→ Short problem:
Produce an exact copy of all the records.

Records that describe figures
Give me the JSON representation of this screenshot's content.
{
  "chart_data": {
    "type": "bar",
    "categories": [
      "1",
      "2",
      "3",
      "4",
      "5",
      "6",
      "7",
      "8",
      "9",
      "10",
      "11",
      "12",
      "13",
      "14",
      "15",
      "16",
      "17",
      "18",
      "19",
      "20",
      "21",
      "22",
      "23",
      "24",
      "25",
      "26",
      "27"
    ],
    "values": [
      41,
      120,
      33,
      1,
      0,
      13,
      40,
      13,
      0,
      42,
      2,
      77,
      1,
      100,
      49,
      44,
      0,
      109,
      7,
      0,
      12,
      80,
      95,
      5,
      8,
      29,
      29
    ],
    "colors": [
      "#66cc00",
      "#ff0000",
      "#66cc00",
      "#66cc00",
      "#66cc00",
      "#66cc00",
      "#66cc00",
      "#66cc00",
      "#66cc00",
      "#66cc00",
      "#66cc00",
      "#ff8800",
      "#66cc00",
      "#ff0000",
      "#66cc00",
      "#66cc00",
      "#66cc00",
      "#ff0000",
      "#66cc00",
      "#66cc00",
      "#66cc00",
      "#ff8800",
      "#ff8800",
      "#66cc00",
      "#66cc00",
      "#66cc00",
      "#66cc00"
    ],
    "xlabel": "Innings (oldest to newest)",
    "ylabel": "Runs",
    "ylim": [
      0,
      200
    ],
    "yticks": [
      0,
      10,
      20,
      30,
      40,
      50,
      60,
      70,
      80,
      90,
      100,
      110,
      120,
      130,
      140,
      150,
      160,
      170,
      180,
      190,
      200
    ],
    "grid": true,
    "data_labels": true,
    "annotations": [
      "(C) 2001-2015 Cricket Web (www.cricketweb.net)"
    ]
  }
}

→ Exercise response:
Give me the JSON representation of this screenshot's content.
{
  "chart_data": {
    "type": "bar",
    "categories": [
      "1",
      "2",
      "3",
      "4",
      "5",
      "6",
      "7",
      "8",
      "9",
      "10",
      "11",
      "12",
      "13",
      "14",
      "15",
      "16",
      "17",
      "18",
      "19",
      "20",
      "21",
      "22",
      "23",
      "24",
      "25",
      "26",
      "27"
    ],
    "values": [
      41,
      120,
      33,
      1,
      0,
      13,
      40,
      13,
      0,
      42,
      2,
      77,
      1,
      100,
      49,
      44,
      0,
      109,
      7,
      0,
      12,
      80,
      95,
      5,
      8,
      29,
      29
    ],
    "colors": [
      "#66cc00",
      "#ff0000",
      "#66cc00",
      "#66cc00",
      "#66cc00",
      "#66cc00",
      "#66cc00",
      "#66cc00",
      "#66cc00",
      "#66cc00",
      "#66cc00",
      "#ff8800",
      "#66cc00",
      "#ff0000",
      "#66cc00",
      "#66cc00",
      "#66cc00",
      "#ff0000",
      "#66cc00",
      "#66cc00",
      "#66cc00",
      "#ff8800",
      "#ff8800",
      "#66cc00",
      "#66cc00",
      "#66cc00",
      "#66cc00"
    ],
    "xlabel": "Innings (oldest to newest)",
    "ylabel": "Runs",
    "ylim": [
      0,
      200
    ],
    "yticks": [
      0,
      10,
      20,
      30,
      40,
      50,
      60,
      70,
      80,
      90,
      100,
      110,
      120,
      130,
      140,
      150,
      160,
      170,
      180,
      190,
      200
    ],
    "grid": true,
    "data_labels": true,
    "annotations": [
      "(C) 2001-2015 Cricket Web (www.cricketweb.net)"
    ]
  }
}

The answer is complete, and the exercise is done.